**Exercise material**.
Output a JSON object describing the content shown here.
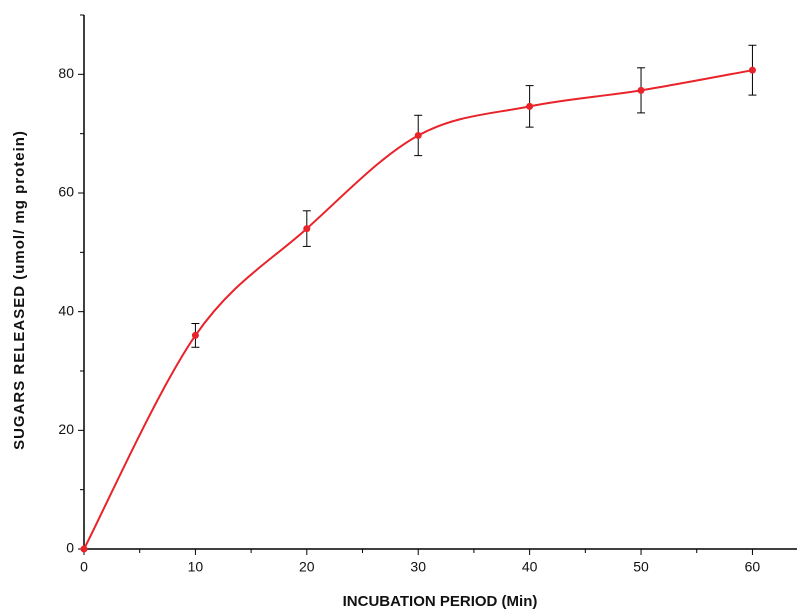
{
  "chart_data": {
    "type": "line",
    "x_label": "INCUBATION PERIOD (Min)",
    "y_label": "SUGARS RELEASED (umol/ mg protein)",
    "x": [
      0,
      10,
      20,
      30,
      40,
      50,
      60
    ],
    "series": [
      {
        "color": "#e8232a",
        "values": [
          0,
          36,
          54,
          69.7,
          74.6,
          77.3,
          80.7
        ],
        "errors": [
          null,
          2,
          3,
          3.4,
          3.5,
          3.8,
          4.2
        ]
      }
    ],
    "xlim": [
      0,
      64
    ],
    "xticks": [
      0,
      10,
      20,
      30,
      40,
      50,
      60
    ],
    "x_minor_ticks": [
      5,
      15,
      25,
      35,
      45,
      55
    ],
    "ylim": [
      0,
      90
    ],
    "yticks": [
      0,
      20,
      40,
      60,
      80
    ],
    "y_minor_ticks": [
      10,
      30,
      50,
      70,
      90
    ],
    "grid": false
  }
}
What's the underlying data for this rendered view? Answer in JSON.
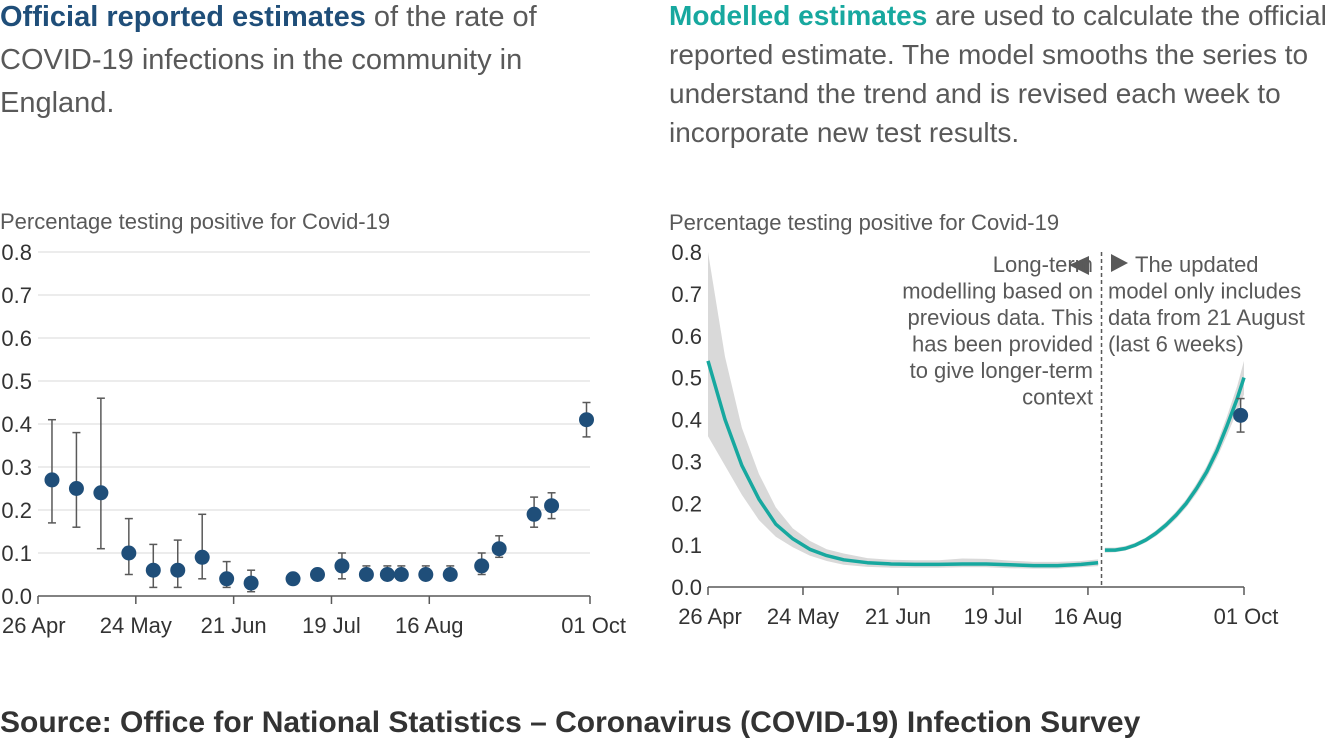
{
  "left_heading": {
    "highlight": "Official reported estimates",
    "rest": " of the rate of COVID-19 infections in the community in England."
  },
  "right_heading": {
    "highlight": "Modelled estimates",
    "rest": " are used to calculate the official reported estimate. The model smooths the series to understand the trend and is revised each week to incorporate new test results."
  },
  "source": "Source: Office for National Statistics – Coronavirus (COVID-19) Infection Survey",
  "colors": {
    "official": "#1f4e79",
    "model": "#17a89f",
    "band": "#d9d9d9",
    "grid": "#d9d9d9",
    "error": "#595959"
  },
  "chart_data": [
    {
      "type": "scatter",
      "ylabel": "Percentage testing positive for Covid-19",
      "ylim": [
        0,
        0.8
      ],
      "yticks": [
        "0.0",
        "0.1",
        "0.2",
        "0.3",
        "0.4",
        "0.5",
        "0.6",
        "0.7",
        "0.8"
      ],
      "xticks": [
        "26 Apr",
        "24 May",
        "21 Jun",
        "19 Jul",
        "16 Aug",
        "01 Oct"
      ],
      "xtick_dates": [
        "2021-04-26",
        "2021-05-24",
        "2021-06-21",
        "2021-07-19",
        "2021-08-16",
        "2021-10-01"
      ],
      "grid": true,
      "series": [
        {
          "x": [
            "2021-04-30",
            "2021-05-07",
            "2021-05-14",
            "2021-05-22",
            "2021-05-29",
            "2021-06-05",
            "2021-06-12",
            "2021-06-19",
            "2021-06-26",
            "2021-07-08",
            "2021-07-15",
            "2021-07-22",
            "2021-07-29",
            "2021-08-04",
            "2021-08-08",
            "2021-08-15",
            "2021-08-22",
            "2021-08-31",
            "2021-09-05",
            "2021-09-15",
            "2021-09-20",
            "2021-09-30"
          ],
          "y": [
            0.27,
            0.25,
            0.24,
            0.1,
            0.06,
            0.06,
            0.09,
            0.04,
            0.03,
            0.04,
            0.05,
            0.07,
            0.05,
            0.05,
            0.05,
            0.05,
            0.05,
            0.07,
            0.11,
            0.19,
            0.21,
            0.41
          ],
          "lower": [
            0.17,
            0.16,
            0.11,
            0.05,
            0.02,
            0.02,
            0.04,
            0.02,
            0.01,
            0.03,
            0.04,
            0.04,
            0.04,
            0.04,
            0.04,
            0.04,
            0.04,
            0.05,
            0.09,
            0.16,
            0.18,
            0.37
          ],
          "upper": [
            0.41,
            0.38,
            0.46,
            0.18,
            0.12,
            0.13,
            0.19,
            0.08,
            0.06,
            0.05,
            0.06,
            0.1,
            0.07,
            0.07,
            0.07,
            0.07,
            0.07,
            0.1,
            0.14,
            0.23,
            0.24,
            0.45
          ]
        }
      ]
    },
    {
      "type": "line",
      "ylabel": "Percentage testing positive for Covid-19",
      "ylim": [
        0,
        0.8
      ],
      "yticks": [
        "0.0",
        "0.1",
        "0.2",
        "0.3",
        "0.4",
        "0.5",
        "0.6",
        "0.7",
        "0.8"
      ],
      "xticks": [
        "26 Apr",
        "24 May",
        "21 Jun",
        "19 Jul",
        "16 Aug",
        "01 Oct"
      ],
      "xtick_dates": [
        "2021-04-26",
        "2021-05-24",
        "2021-06-21",
        "2021-07-19",
        "2021-08-16",
        "2021-10-01"
      ],
      "grid": false,
      "divider_date": "2021-08-20",
      "annotation_left": [
        "Long-term",
        "modelling based on",
        "previous data. This",
        "has been provided",
        "to give longer-term",
        "context"
      ],
      "annotation_right": [
        "The updated",
        "model only includes",
        "data from 21 August",
        "(last 6 weeks)"
      ],
      "series": [
        {
          "x": [
            "2021-04-26",
            "2021-05-01",
            "2021-05-06",
            "2021-05-11",
            "2021-05-16",
            "2021-05-21",
            "2021-05-26",
            "2021-05-31",
            "2021-06-05",
            "2021-06-12",
            "2021-06-19",
            "2021-06-26",
            "2021-07-03",
            "2021-07-10",
            "2021-07-17",
            "2021-07-24",
            "2021-07-31",
            "2021-08-07",
            "2021-08-14",
            "2021-08-19"
          ],
          "y": [
            0.54,
            0.4,
            0.29,
            0.21,
            0.15,
            0.115,
            0.09,
            0.075,
            0.065,
            0.058,
            0.055,
            0.054,
            0.054,
            0.055,
            0.055,
            0.053,
            0.051,
            0.051,
            0.054,
            0.058
          ],
          "lower": [
            0.36,
            0.29,
            0.22,
            0.16,
            0.12,
            0.095,
            0.075,
            0.062,
            0.053,
            0.048,
            0.046,
            0.046,
            0.046,
            0.047,
            0.047,
            0.045,
            0.044,
            0.044,
            0.047,
            0.05
          ],
          "upper": [
            0.8,
            0.55,
            0.38,
            0.27,
            0.19,
            0.14,
            0.11,
            0.09,
            0.08,
            0.069,
            0.065,
            0.064,
            0.064,
            0.068,
            0.067,
            0.063,
            0.06,
            0.06,
            0.062,
            0.066
          ]
        },
        {
          "x": [
            "2021-08-21",
            "2021-08-24",
            "2021-08-27",
            "2021-08-30",
            "2021-09-02",
            "2021-09-05",
            "2021-09-08",
            "2021-09-11",
            "2021-09-14",
            "2021-09-17",
            "2021-09-20",
            "2021-09-23",
            "2021-09-26",
            "2021-09-29",
            "2021-10-01"
          ],
          "y": [
            0.088,
            0.088,
            0.092,
            0.1,
            0.112,
            0.128,
            0.148,
            0.172,
            0.2,
            0.235,
            0.275,
            0.325,
            0.385,
            0.45,
            0.5
          ],
          "lower": [
            0.082,
            0.083,
            0.087,
            0.095,
            0.106,
            0.121,
            0.14,
            0.163,
            0.19,
            0.223,
            0.261,
            0.308,
            0.362,
            0.42,
            0.46
          ],
          "upper": [
            0.094,
            0.094,
            0.098,
            0.106,
            0.118,
            0.135,
            0.156,
            0.181,
            0.21,
            0.247,
            0.289,
            0.342,
            0.408,
            0.48,
            0.54
          ]
        }
      ],
      "points": [
        {
          "x": "2021-09-30",
          "y": 0.41,
          "lower": 0.37,
          "upper": 0.45
        }
      ]
    }
  ]
}
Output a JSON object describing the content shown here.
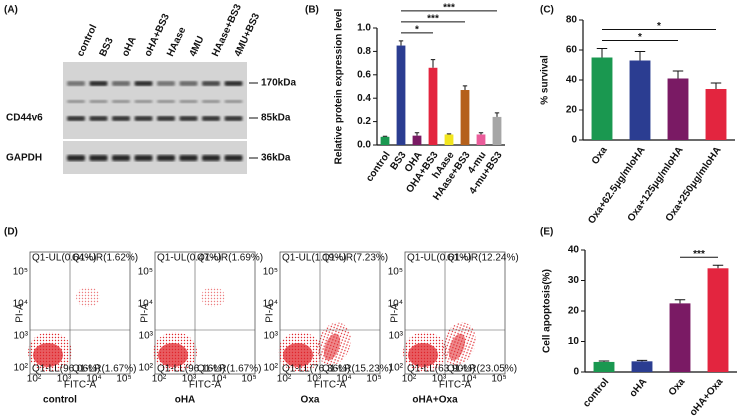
{
  "blot": {
    "label": "(A)",
    "lanes": [
      "control",
      "BS3",
      "oHA",
      "oHA+BS3",
      "HAase",
      "4MU",
      "HAase+BS3",
      "4MU+BS3"
    ],
    "rows": [
      "CD44v6",
      "GAPDH"
    ],
    "markers": [
      "170kDa",
      "85kDa",
      "36kDa"
    ]
  },
  "flow": {
    "label": "(D)",
    "x_label": "FITC-A",
    "y_label": "PI-A",
    "x_ticks": [
      "10²",
      "10³",
      "10⁴",
      "10⁵"
    ],
    "y_ticks": [
      "10²",
      "10³",
      "10⁴",
      "10⁵"
    ],
    "plots": [
      {
        "name": "control",
        "quadrants": {
          "UL": "Q1-UL(0.64%)",
          "UR": "Q1-UR(1.62%)",
          "LL": "Q1-LL(96.06%)",
          "LR": "Q1-LR(1.67%)"
        }
      },
      {
        "name": "oHA",
        "quadrants": {
          "UL": "Q1-UL(0.47%)",
          "UR": "Q1-UR(1.69%)",
          "LL": "Q1-LL(96.16%)",
          "LR": "Q1-LR(1.67%)"
        }
      },
      {
        "name": "Oxa",
        "quadrants": {
          "UL": "Q1-UL(1.19%)",
          "UR": "Q1-UR(7.23%)",
          "LL": "Q1-LL(76.36%)",
          "LR": "Q1-LR(15.23%)"
        }
      },
      {
        "name": "oHA+Oxa",
        "quadrants": {
          "UL": "Q1-UL(0.61%)",
          "UR": "Q1-UR(12.24%)",
          "LL": "Q1-LL(63.90%)",
          "LR": "Q1-LR(23.05%)"
        }
      }
    ]
  },
  "chart_data": [
    {
      "type": "bar",
      "label": "(B)",
      "y_label": "Relative protein expression level",
      "categories": [
        "control",
        "BS3",
        "OHA",
        "OHA+BS3",
        "hAase",
        "HAase+BS3",
        "4-mu",
        "4-mu+BS3"
      ],
      "values": [
        0.07,
        0.85,
        0.08,
        0.66,
        0.09,
        0.47,
        0.09,
        0.24
      ],
      "errors": [
        0.005,
        0.04,
        0.025,
        0.07,
        0.005,
        0.035,
        0.015,
        0.035
      ],
      "colors": [
        "#1a9850",
        "#2b3d91",
        "#7a1a64",
        "#e3253f",
        "#f2e51e",
        "#b5601b",
        "#ea5c9a",
        "#a6a6a6"
      ],
      "ylim": [
        0,
        1.0
      ],
      "yticks": [
        {
          "value": 0,
          "label": "0.0"
        },
        0.2,
        0.4,
        0.6,
        0.8,
        {
          "value": 1.0,
          "label": "1.0"
        }
      ],
      "brackets": [
        {
          "between": [
            "BS3",
            "OHA+BS3"
          ],
          "label": "*"
        },
        {
          "between": [
            "BS3",
            "HAase+BS3"
          ],
          "label": "***"
        },
        {
          "between": [
            "BS3",
            "4-mu+BS3"
          ],
          "label": "***"
        }
      ]
    },
    {
      "type": "bar",
      "label": "(C)",
      "y_label": "% survival",
      "categories": [
        "Oxa",
        "Oxa+62.5μg/mloHA",
        "Oxa+125μg/mloHA",
        "Oxa+250μg/mloHA"
      ],
      "values": [
        55,
        53,
        41,
        34
      ],
      "errors": [
        6,
        6,
        5,
        4
      ],
      "colors": [
        "#1a9850",
        "#2b3d91",
        "#7a1a64",
        "#e3253f"
      ],
      "ylim": [
        0,
        80
      ],
      "yticks": [
        0,
        20,
        40,
        60,
        80
      ],
      "brackets": [
        {
          "between": [
            "Oxa",
            "Oxa+125μg/mloHA"
          ],
          "label": "*"
        },
        {
          "between": [
            "Oxa",
            "Oxa+250μg/mloHA"
          ],
          "label": "*"
        }
      ]
    },
    {
      "type": "bar",
      "label": "(E)",
      "y_label": "Cell apoptosis(%)",
      "categories": [
        "control",
        "oHA",
        "Oxa",
        "oHA+Oxa"
      ],
      "values": [
        3.3,
        3.5,
        22.5,
        34
      ],
      "errors": [
        0.3,
        0.3,
        1.2,
        1.0
      ],
      "colors": [
        "#1a9850",
        "#2b3d91",
        "#7a1a64",
        "#e3253f"
      ],
      "ylim": [
        0,
        40
      ],
      "yticks": [
        0,
        10,
        20,
        30,
        40
      ],
      "brackets": [
        {
          "between": [
            "Oxa",
            "oHA+Oxa"
          ],
          "label": "***"
        }
      ]
    }
  ]
}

**Work task**. Out of the material above, gather each line where "reported" appears.

**Finished task**.
    "highlight": "Official reported estimates",
    "rest": " are used to calculate the official reported estimate. The model smooths the series to understand the trend and is revised each week to incorporate new test results."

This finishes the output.